:: Data supplied ::

—————

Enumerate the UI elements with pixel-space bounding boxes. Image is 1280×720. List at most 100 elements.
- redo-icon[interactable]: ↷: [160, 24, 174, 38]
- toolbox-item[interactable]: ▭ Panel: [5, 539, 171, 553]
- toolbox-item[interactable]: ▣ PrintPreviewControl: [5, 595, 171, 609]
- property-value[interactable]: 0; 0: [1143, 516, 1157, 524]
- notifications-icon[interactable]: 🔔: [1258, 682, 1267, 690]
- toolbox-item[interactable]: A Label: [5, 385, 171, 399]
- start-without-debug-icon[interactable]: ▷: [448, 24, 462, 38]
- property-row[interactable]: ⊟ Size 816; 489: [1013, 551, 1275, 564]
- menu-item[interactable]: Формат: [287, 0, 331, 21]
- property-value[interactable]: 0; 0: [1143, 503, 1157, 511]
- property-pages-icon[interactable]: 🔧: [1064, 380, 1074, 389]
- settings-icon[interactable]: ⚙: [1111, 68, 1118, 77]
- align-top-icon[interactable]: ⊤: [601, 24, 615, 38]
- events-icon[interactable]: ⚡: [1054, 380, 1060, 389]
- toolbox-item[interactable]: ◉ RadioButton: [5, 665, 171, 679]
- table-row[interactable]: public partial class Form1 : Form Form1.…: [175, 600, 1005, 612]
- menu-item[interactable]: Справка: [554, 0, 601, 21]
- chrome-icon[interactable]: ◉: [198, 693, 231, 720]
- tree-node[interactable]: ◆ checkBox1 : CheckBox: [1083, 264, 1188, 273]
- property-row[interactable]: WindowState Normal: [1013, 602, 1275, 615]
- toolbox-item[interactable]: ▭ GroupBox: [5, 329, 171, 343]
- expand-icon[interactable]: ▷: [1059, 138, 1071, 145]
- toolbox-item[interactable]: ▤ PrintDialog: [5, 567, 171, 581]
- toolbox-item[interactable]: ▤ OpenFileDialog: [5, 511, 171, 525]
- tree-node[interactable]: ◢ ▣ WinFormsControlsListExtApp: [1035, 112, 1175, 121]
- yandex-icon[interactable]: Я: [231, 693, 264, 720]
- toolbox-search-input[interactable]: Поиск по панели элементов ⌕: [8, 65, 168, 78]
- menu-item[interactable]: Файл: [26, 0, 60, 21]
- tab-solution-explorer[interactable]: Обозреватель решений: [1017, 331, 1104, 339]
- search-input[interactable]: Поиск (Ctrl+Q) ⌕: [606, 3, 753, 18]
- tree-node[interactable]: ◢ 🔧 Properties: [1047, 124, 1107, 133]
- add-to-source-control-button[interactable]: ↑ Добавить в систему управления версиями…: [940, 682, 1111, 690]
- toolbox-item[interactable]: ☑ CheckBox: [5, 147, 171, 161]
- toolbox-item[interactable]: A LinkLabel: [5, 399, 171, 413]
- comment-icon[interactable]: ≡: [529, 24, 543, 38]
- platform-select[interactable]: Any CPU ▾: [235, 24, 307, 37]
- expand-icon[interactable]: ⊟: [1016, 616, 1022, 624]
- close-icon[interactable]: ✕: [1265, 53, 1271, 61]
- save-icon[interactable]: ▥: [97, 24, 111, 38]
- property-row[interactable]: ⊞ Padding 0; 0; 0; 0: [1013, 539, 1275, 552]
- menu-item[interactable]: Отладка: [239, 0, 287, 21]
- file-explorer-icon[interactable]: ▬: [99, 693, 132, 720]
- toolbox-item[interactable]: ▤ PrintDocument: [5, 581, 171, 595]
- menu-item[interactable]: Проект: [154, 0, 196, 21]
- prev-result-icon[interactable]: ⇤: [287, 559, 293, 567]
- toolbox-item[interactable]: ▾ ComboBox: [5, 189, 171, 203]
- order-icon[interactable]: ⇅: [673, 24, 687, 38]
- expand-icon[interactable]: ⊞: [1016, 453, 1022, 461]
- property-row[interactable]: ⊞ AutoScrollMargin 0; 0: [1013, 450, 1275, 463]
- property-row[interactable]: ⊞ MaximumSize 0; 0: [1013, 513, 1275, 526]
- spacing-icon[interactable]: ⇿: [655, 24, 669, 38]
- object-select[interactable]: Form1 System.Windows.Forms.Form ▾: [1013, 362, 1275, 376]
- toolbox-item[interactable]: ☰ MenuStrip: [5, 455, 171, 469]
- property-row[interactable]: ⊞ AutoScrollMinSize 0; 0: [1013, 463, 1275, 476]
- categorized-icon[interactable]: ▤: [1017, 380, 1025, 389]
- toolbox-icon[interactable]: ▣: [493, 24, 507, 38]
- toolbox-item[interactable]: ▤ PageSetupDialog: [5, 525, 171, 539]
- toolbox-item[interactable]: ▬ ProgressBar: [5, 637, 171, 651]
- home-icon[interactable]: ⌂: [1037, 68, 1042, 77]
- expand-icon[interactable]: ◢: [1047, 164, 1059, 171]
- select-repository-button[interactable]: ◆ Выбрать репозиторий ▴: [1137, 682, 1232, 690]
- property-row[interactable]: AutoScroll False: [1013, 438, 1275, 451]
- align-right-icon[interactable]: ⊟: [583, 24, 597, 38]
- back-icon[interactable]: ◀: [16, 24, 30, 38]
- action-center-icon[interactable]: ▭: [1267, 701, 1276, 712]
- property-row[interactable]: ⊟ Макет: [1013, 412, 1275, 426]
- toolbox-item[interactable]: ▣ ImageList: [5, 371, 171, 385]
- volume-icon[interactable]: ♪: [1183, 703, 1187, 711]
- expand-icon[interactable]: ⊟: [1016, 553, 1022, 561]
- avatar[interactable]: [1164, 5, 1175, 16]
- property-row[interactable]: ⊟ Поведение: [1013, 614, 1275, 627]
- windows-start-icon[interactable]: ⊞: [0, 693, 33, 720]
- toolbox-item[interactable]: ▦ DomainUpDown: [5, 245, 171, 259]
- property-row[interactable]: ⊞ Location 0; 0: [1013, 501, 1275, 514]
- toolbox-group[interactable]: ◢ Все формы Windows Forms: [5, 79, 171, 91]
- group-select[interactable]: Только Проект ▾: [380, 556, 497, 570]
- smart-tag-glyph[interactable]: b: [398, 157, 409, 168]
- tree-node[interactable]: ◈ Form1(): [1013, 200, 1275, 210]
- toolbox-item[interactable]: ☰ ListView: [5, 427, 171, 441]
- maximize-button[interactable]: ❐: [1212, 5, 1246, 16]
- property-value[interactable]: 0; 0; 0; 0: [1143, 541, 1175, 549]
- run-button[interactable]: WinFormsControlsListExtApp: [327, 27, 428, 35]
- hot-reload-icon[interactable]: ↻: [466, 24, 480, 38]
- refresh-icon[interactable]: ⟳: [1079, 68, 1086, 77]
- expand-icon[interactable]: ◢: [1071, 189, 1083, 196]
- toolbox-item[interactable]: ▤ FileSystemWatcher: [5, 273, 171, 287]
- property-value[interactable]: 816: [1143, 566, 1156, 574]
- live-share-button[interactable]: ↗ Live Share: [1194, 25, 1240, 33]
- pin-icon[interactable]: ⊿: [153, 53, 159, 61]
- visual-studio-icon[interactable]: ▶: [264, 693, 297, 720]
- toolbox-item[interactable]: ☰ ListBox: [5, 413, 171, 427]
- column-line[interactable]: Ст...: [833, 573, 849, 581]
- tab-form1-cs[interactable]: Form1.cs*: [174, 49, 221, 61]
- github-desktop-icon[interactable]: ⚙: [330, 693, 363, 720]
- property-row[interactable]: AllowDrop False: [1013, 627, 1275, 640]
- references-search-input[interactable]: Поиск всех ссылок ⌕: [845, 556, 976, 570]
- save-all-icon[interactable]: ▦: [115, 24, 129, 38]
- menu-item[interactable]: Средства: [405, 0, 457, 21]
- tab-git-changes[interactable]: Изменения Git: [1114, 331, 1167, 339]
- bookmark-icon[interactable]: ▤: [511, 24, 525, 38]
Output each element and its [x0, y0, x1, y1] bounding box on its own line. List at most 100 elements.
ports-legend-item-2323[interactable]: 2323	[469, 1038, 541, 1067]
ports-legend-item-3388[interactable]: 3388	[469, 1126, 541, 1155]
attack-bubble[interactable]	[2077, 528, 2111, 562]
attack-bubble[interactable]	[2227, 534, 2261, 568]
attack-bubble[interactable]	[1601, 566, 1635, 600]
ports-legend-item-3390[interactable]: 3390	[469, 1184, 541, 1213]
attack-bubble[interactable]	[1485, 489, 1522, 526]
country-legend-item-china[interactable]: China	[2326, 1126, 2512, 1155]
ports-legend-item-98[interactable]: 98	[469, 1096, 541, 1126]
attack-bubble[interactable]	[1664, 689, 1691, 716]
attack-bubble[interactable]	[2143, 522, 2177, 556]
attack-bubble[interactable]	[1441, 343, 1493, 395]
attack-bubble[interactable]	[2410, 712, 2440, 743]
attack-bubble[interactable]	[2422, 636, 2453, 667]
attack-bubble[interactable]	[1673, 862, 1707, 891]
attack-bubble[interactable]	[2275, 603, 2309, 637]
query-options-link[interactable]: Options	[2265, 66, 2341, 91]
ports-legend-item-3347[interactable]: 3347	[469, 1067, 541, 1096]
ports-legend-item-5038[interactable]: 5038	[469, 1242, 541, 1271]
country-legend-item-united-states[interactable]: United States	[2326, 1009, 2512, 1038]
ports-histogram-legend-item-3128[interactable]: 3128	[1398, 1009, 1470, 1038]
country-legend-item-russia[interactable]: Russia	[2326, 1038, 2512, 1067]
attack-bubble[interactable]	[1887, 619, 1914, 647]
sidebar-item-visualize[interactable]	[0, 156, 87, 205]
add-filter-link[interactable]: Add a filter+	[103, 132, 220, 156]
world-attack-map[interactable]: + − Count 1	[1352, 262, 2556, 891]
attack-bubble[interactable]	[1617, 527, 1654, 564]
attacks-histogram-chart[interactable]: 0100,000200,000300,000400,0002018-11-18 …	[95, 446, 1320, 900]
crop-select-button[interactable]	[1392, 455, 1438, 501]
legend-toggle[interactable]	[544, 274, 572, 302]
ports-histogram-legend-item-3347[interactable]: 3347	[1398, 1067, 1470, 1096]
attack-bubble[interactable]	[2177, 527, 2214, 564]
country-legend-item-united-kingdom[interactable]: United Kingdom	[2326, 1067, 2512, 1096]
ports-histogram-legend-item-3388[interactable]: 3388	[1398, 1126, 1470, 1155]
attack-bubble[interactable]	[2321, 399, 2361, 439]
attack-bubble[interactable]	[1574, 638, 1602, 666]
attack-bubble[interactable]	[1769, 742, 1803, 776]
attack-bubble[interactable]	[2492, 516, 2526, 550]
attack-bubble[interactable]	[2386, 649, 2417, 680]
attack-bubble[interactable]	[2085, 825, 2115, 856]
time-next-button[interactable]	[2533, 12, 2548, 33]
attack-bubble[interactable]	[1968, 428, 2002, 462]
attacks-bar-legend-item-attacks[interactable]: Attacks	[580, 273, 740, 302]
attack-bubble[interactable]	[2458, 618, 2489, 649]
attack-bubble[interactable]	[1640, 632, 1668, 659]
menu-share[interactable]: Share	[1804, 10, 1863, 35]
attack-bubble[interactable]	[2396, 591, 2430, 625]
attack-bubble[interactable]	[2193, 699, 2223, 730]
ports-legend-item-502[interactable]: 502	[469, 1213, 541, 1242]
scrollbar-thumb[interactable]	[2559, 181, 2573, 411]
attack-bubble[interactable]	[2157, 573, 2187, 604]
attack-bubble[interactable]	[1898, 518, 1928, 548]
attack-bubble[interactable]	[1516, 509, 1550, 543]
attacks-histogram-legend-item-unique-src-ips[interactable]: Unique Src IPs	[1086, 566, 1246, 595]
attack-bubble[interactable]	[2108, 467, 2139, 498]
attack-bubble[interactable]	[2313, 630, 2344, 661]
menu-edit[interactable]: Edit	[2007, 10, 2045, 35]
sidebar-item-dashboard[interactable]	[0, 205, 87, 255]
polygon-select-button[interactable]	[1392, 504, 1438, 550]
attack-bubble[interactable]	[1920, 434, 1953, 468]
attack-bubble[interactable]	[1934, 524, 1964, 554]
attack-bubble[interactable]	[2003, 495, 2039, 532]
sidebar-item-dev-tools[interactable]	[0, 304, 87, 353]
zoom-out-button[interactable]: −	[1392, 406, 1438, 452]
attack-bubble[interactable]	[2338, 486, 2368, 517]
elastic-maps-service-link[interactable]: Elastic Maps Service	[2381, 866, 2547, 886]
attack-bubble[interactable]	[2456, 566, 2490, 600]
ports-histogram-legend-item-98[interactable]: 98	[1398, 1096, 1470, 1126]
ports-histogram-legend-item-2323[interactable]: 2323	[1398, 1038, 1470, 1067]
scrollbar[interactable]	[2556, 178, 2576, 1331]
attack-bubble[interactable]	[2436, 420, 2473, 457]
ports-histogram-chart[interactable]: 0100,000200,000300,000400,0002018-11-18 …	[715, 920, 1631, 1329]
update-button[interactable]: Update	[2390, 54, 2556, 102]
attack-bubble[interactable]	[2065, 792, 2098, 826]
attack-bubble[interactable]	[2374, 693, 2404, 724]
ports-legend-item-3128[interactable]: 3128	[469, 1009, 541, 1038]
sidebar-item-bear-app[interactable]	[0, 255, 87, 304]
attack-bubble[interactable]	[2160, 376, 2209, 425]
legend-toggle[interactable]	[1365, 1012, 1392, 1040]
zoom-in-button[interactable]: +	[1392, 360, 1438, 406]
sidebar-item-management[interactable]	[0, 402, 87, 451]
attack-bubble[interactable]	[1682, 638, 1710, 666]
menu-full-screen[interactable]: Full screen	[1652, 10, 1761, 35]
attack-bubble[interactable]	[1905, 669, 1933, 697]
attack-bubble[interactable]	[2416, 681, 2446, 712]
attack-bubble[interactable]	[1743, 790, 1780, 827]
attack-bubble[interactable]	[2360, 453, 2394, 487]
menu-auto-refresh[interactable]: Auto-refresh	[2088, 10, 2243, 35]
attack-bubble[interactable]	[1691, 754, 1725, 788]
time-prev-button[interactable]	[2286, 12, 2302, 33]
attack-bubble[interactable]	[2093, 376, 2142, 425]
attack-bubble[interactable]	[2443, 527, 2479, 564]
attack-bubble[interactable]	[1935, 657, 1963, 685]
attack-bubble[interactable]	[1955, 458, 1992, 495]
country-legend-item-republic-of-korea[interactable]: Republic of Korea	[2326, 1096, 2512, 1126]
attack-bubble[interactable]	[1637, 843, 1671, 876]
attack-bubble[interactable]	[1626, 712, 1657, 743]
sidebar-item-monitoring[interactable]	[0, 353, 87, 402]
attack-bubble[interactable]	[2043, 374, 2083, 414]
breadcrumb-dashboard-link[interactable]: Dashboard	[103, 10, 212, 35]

—————

:: Goal ::
Please reproduce, unchanged, the lines of the material above that open with its very first line and close with the line containing "- menu-item[interactable]: Файл: [26, 0, 60, 21]", both included.

:: Solution to this problem ::
Enumerate the UI elements with pixel-space bounding boxes. Image is 1280×720. List at most 100 elements.
- redo-icon[interactable]: ↷: [160, 24, 174, 38]
- toolbox-item[interactable]: ▭ Panel: [5, 539, 171, 553]
- toolbox-item[interactable]: ▣ PrintPreviewControl: [5, 595, 171, 609]
- property-value[interactable]: 0; 0: [1143, 516, 1157, 524]
- notifications-icon[interactable]: 🔔: [1258, 682, 1267, 690]
- toolbox-item[interactable]: A Label: [5, 385, 171, 399]
- start-without-debug-icon[interactable]: ▷: [448, 24, 462, 38]
- property-row[interactable]: ⊟ Size 816; 489: [1013, 551, 1275, 564]
- menu-item[interactable]: Формат: [287, 0, 331, 21]
- property-value[interactable]: 0; 0: [1143, 503, 1157, 511]
- property-pages-icon[interactable]: 🔧: [1064, 380, 1074, 389]
- settings-icon[interactable]: ⚙: [1111, 68, 1118, 77]
- align-top-icon[interactable]: ⊤: [601, 24, 615, 38]
- events-icon[interactable]: ⚡: [1054, 380, 1060, 389]
- toolbox-item[interactable]: ◉ RadioButton: [5, 665, 171, 679]
- table-row[interactable]: public partial class Form1 : Form Form1.…: [175, 600, 1005, 612]
- menu-item[interactable]: Справка: [554, 0, 601, 21]
- chrome-icon[interactable]: ◉: [198, 693, 231, 720]
- tree-node[interactable]: ◆ checkBox1 : CheckBox: [1083, 264, 1188, 273]
- property-row[interactable]: WindowState Normal: [1013, 602, 1275, 615]
- toolbox-item[interactable]: ▭ GroupBox: [5, 329, 171, 343]
- expand-icon[interactable]: ▷: [1059, 138, 1071, 145]
- toolbox-item[interactable]: ▤ PrintDialog: [5, 567, 171, 581]
- toolbox-item[interactable]: ▤ OpenFileDialog: [5, 511, 171, 525]
- tree-node[interactable]: ◢ ▣ WinFormsControlsListExtApp: [1035, 112, 1175, 121]
- yandex-icon[interactable]: Я: [231, 693, 264, 720]
- toolbox-search-input[interactable]: Поиск по панели элементов ⌕: [8, 65, 168, 78]
- menu-item[interactable]: Файл: [26, 0, 60, 21]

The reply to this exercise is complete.